Para quem tiver dúvidas, recomendo a análise da Educação (100% população com 12º ano) e da sua correlação com o surgimento global da indústria tecnológica (Samsung, LG, Hyundai, Kia, etc.) na Coreia do Sul nos últimos 30 anos [5].


As indústrias criativas são a solução?

Muitos acreditam que a salvação da Europa, e claro de Portugal passa pelas indústrias criativas. É verdade que são importantes, mas não esquecer que mesmo nos países mais desenvolvidos elas não vão além de 3% a 5% do PIB. É muito, mas está longe de ser a solução para todos os nossos problemas, muito longe. Além disso, com estas indústrias assentes na tecnologia e no know-how do indivíduo a solo, novos problemas surgem no horizonte [4]. No caso português, desde logo as baixíssimas qualificações [5].

Os países mais desenvolvidos já ultrapassaram o estado de industrialização, e agora procuram outras formas, nomeadamente criativas para fazer face aos constrangimentos económicos proporcionados pelas economias emergentes - China e India. Estamos a assistir no mundo desenvolvido a uma destruição das grandes empresas, através do chamado outsourcing. A revolução das tecnologias criativas está a abrir um fosso entre a indústria que tínhamos antes e que permitia a existência de empregos de criativos (veja-se os casos dos Fotógrafos do Chicago Sun-Times, ou dos artistas 3d Indústria dos VFX, ou mesmo aqui em Portugal do Daniel Rodrigues).

Hoje qualquer um pode fazer um filme de grandes efeitos visuais, completo e sozinho no quarto em que a renda é paga pelos pais (veja-se o filme Rosa (2011)). Isto começou por distorcer o mercado das pequenas empresas, mas está agora a chegar às maiores [6]. O que estamos a assistir é a uma radicalização da liberalização do fazer o que se quer, quando se quer, e como se quer. A total elevação do individualismo, em detrimento do sentido colectivo.

_Desafios_.
1. Enumere as empresas da indústria tecnológica da Coreia do Sul que o texto de leitura nomeia.
2. Extraia do texto de leitura tudo o que vai desde "Para quem tiver" até "30 anos [5].".
3. Segundo o texto de leitura, qual é o peso das indústrias criativas no PIB, mesmo nos países mais desenvolvidos?

_Excerto de dados_.

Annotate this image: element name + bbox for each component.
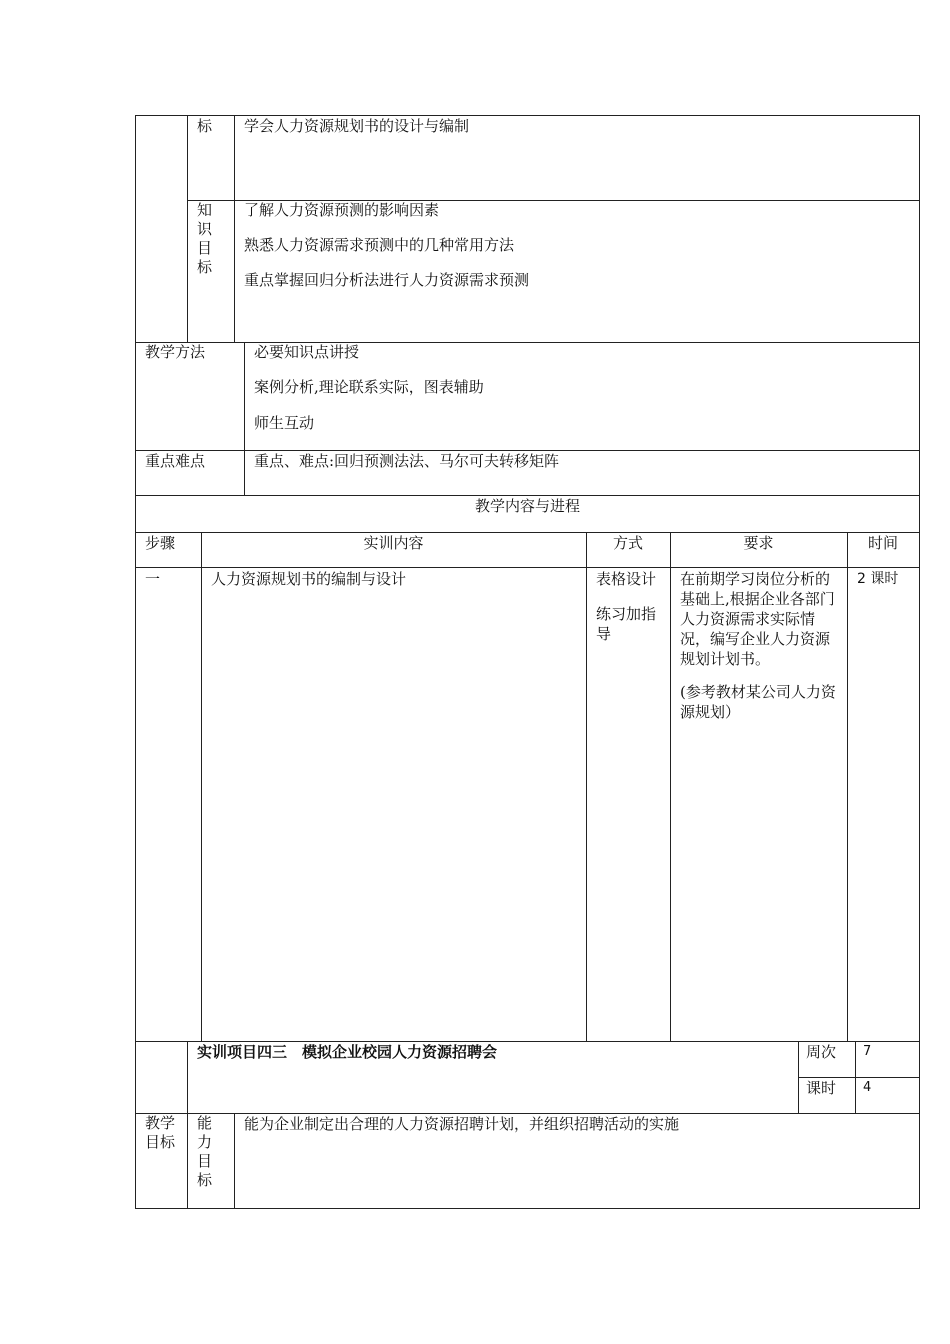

_Resultados esperados_.
1. Samsung, LG, Hyundai, Kia

2.
Para quem tiver dúvidas, recomendo a análise da Educação (100% população com 12º ano) e da sua correlação com o surgimento global da indústria tecnológica (Samsung, LG, Hyundai, Kia, etc.) na Coreia do Sul nos últimos 30 anos [5].

3. Não vão além de 3% a 5% do PIB.